> [Exercise set]:
a) Copy the lines of the records from the one containing "245, 177, 259]" through the one containing "470, 510, 484]", inclusive, without any changes.
b) Continue the text on sanctions in penal law from the point where it stops.

> [Passage to read]:
↓↓↓
This article sets out to (1) analyse the notion of sanctions in penal law against the background of both national and European Union, as well as Council of Europe, law; (2) then examine the problems related to public law sanctions as exemplified by suspension of the right to drive; and 3), finally, consider the prohibition of business in civil law as a punitive sanction.
2. Penal law
The nature of penal law is eventually revealed in the penalty imposed for a wrongful act. Here we may ask whether each legal consequence in punitive law is a sanction or sanctions only include penal or punitive sanctions that give a negative assessment to an act. In fact, there are more questions to ask, such as that of the extent to which we can talk about sanctions in the case of a legal consequence that involves not imposition of a penalty but instead its rescission.
It is obvious that sanctions comprise penalties. The European Court of Human Rights points out the characteristics of a penalty that distinguish this sanction from the punitive sanctions contained in other branches of law. Firstly, a penalty must be contained in criminal or misdemeanour law (this criterion not being of any significance here); secondly, the nature of the delict is important, whether it is part of general penal law and aimed against general legal rights but is not a disciplinary offence; and, thirdly, the content of the sanction, the damage contained therein, and the resulting important preventive impact on the public are key.*2
A penalty may be applied both actually and conditionally. The applicable Estonian penal law uses the French and Belgian sursis in the institution of conviction, in the case of which a person is convicted and is given a penalty that is not enforced but is conditional. According to the system of law, the conditional sentence is not regarded as an independent sentence type but as release from punishment (Chapter 5: ‘Release from punishment’); however, it follows the punishable act and is a legal consequence determined by the degree of guilt, and thus it must be considered a sanction. During the period of probation, the convicted offender may be subjected to certain supervisory requirements or obligations; for example, he must reside at a permanent place of residence determined by the court, remedy the damage caused by the criminal offence, undergo the prescribed treatment, not meet certain persons, and so on (§ 75). Such requirements and obligations are not sanctions per se but form the substance of a conditional sentence as a sanction.
↑↑↑
> [Exercise material]:
↓↓↓
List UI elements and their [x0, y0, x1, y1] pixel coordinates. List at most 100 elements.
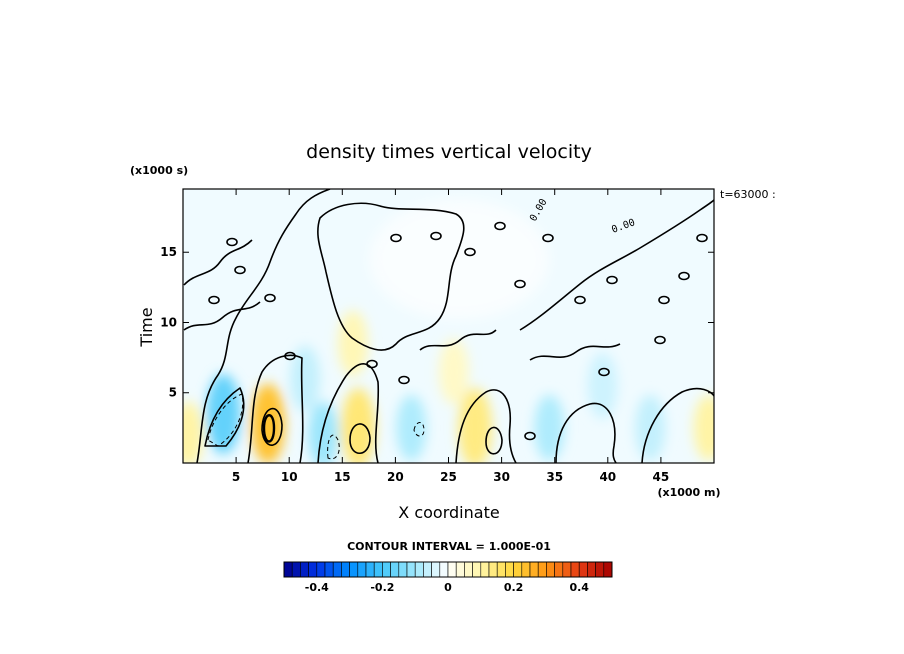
y-tick-label: 15	[160, 245, 177, 259]
colorbar-swatch	[570, 561, 580, 578]
colorbar-swatch	[283, 561, 293, 578]
colorbar-swatch	[349, 561, 359, 578]
contour-island	[514, 279, 526, 289]
contour-island	[234, 265, 246, 275]
colorbar-swatch	[316, 561, 326, 578]
negative-anomaly	[396, 394, 427, 461]
x-tick-label: 35	[546, 470, 563, 484]
negative-anomaly	[587, 352, 618, 419]
y-tick-label: 10	[160, 315, 177, 329]
x-unit-label: (x1000 m)	[657, 486, 720, 499]
positive-anomaly	[337, 310, 368, 377]
zero-contour	[419, 329, 497, 351]
x-tick-label: 30	[493, 470, 510, 484]
contour-island	[574, 295, 586, 305]
y-unit-label: (x1000 s)	[130, 164, 188, 177]
colorbar-tick-label: -0.2	[370, 581, 394, 594]
colorbar-swatch	[300, 561, 309, 578]
zero-contour	[485, 426, 503, 455]
positive-anomaly	[183, 401, 204, 463]
positive-contour	[262, 414, 276, 443]
colorbar-swatch	[332, 561, 342, 578]
colorbar-swatch	[431, 561, 441, 578]
colorbar-swatch	[578, 561, 588, 578]
colorbar-swatch	[398, 561, 408, 578]
colorbar-swatch	[521, 561, 531, 578]
x-tick-label: 20	[387, 470, 404, 484]
colorbar-swatch	[414, 561, 424, 578]
chart-title: density times vertical velocity	[306, 141, 592, 163]
colorbar-swatch	[341, 561, 350, 578]
x-axis-label: X coordinate	[398, 503, 499, 522]
colorbar-swatch	[472, 561, 482, 578]
contour-island	[284, 351, 296, 361]
colorbar-tick-label: 0.2	[504, 581, 524, 594]
time-stamp-label: t=63000 :	[720, 188, 776, 201]
contour-island	[524, 431, 536, 441]
zero-contour	[555, 402, 617, 463]
negative-anomaly	[308, 401, 339, 463]
colorbar-swatch	[488, 561, 498, 578]
colorbar-swatch	[587, 561, 596, 578]
zero-contour	[183, 239, 253, 286]
colorbar-swatch	[464, 561, 473, 578]
colorbar-swatch	[308, 561, 318, 578]
colorbar-swatch	[546, 561, 555, 578]
x-tick-label: 5	[232, 470, 240, 484]
y-axis-label: Time	[137, 307, 156, 347]
contour-island	[542, 233, 554, 243]
zero-contour	[317, 363, 380, 463]
zero-contour	[317, 202, 465, 351]
x-tick-label: 25	[440, 470, 457, 484]
contour-island	[366, 359, 378, 369]
colorbar-tick-label: 0	[444, 581, 452, 594]
zero-contour	[455, 389, 517, 463]
colorbar-swatch	[480, 561, 490, 578]
colorbar-swatch	[496, 561, 506, 578]
y-tick-label: 5	[169, 386, 177, 400]
contour-island	[226, 237, 238, 247]
contour-island	[654, 335, 666, 345]
colorbar-swatch	[365, 561, 375, 578]
zero-contour	[183, 301, 261, 331]
negative-anomaly	[290, 345, 321, 412]
contour-island	[658, 295, 670, 305]
colorbar-swatch	[513, 561, 523, 578]
colorbar-ticks: -0.4 -0.2 0 0.2 0.4	[305, 581, 590, 594]
negative-anomaly	[534, 394, 565, 461]
negative-contour	[327, 434, 340, 460]
contour-island	[494, 221, 506, 231]
contour-island	[390, 233, 402, 243]
colorbar-swatch	[291, 561, 301, 578]
positive-anomaly	[693, 394, 714, 461]
x-axis: 5 10 15 20 25 30 35 40 45	[232, 189, 669, 484]
x-tick-label: 15	[334, 470, 351, 484]
colorbar-swatch	[537, 561, 547, 578]
contour-island	[678, 271, 690, 281]
colorbar-swatch	[382, 561, 391, 578]
contour-island	[464, 247, 476, 257]
quiet-region	[369, 199, 550, 320]
x-tick-label: 45	[653, 470, 670, 484]
colorbar-swatch	[554, 561, 564, 578]
negative-contour	[207, 393, 244, 447]
colorbar-frame	[283, 561, 613, 578]
colorbar-swatch	[505, 561, 514, 578]
y-axis: 5 10 15	[160, 245, 714, 400]
zero-contour	[204, 387, 245, 447]
colorbar-swatch	[439, 561, 449, 578]
zero-contour	[641, 387, 714, 463]
colorbar-tick-label: 0.4	[569, 581, 589, 594]
colorbar-swatch	[529, 561, 539, 578]
contour-island	[598, 367, 610, 377]
colorbar-swatch	[595, 561, 605, 578]
positive-anomaly	[250, 383, 285, 463]
contour-island	[606, 275, 618, 285]
contour-island	[430, 231, 442, 241]
x-tick-label: 10	[281, 470, 298, 484]
contour-island	[696, 233, 708, 243]
colorbar-swatch	[324, 561, 334, 578]
positive-anomaly	[341, 387, 376, 463]
colorbar-swatch	[373, 561, 383, 578]
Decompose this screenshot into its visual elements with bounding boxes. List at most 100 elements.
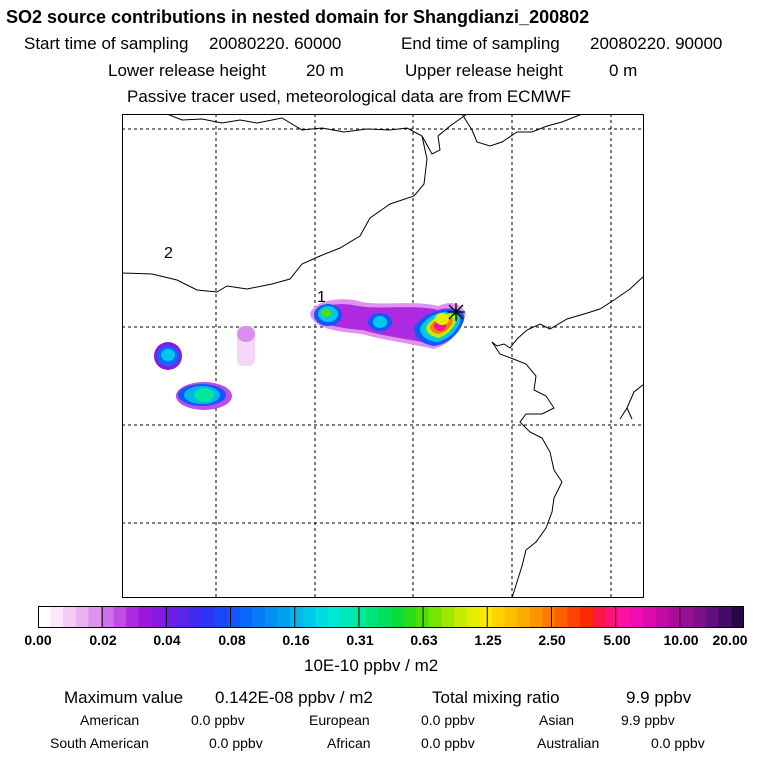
↑↑↑
> [Results for the exercise]:
a)
y-tick-label: 15	[160, 245, 177, 259]
colorbar-swatch	[570, 561, 580, 578]
colorbar-swatch	[283, 561, 293, 578]
colorbar-swatch	[349, 561, 359, 578]
contour-island	[514, 279, 526, 289]
contour-island	[234, 265, 246, 275]
colorbar-swatch	[316, 561, 326, 578]
negative-anomaly	[396, 394, 427, 461]
x-tick-label: 35	[546, 470, 563, 484]
negative-anomaly	[587, 352, 618, 419]
y-tick-label: 10	[160, 315, 177, 329]
x-unit-label: (x1000 m)	[657, 486, 720, 499]
positive-anomaly	[337, 310, 368, 377]
zero-contour	[419, 329, 497, 351]
x-tick-label: 30	[493, 470, 510, 484]

b)
A person may be released from the conditional sentence not only during the imposition of the sentence but also during its service — that is, on parole (§§ 76 and 77). Here we can also say that the convicted offender continues to bear liability, though conditionally; thus, he is subject to sanction. Release from punishment due to terminal illness (§ 79 (1)), on the other hand, means unconditional release: the person no longer serves the sentence and is no longer sanctioned. Poena naturalis (§ 80) is a different issue. Namely, the court may release the convicted offender from the punishment if he is seriously injured as a result of committing the criminal offence. Though called a natural punishment, this does not, however, constitute a penalty in the legal sense and consequently does not serve as a sanction.
In addition to the principal and supplementary punishment, the sanction system underlying the Penal Code also recognises substitute punishments. For example, community service may be substituted for imprisonment (§ 69), while unpaid pecuniary punishment, a fine, or a fine to the extent of assets may be replaced by imprisonment, detention, or community service, respectively (Chapter 4, Division 3). Substitute punishment is definitely a sanction.
2.2. Other sanctions
Chapter 7 of the Penal Code, ‘Other sanctions’, comprises three types of legal consequences — confiscation (§§ 83–85), coercive psychiatric treatment (§ 86), and sanctions applied to minors (§ 87).
The classification of the latter as sanctions does not cause any problems, as, in the legal sense, a minor is released from punishment due to his diminished capacity for guilt; nevertheless, the sanctions imposed instead have features characteristic of penalties — these are measures designed to express social and ethical condemnation imposed for a wrongful act (see also section 4.2 below).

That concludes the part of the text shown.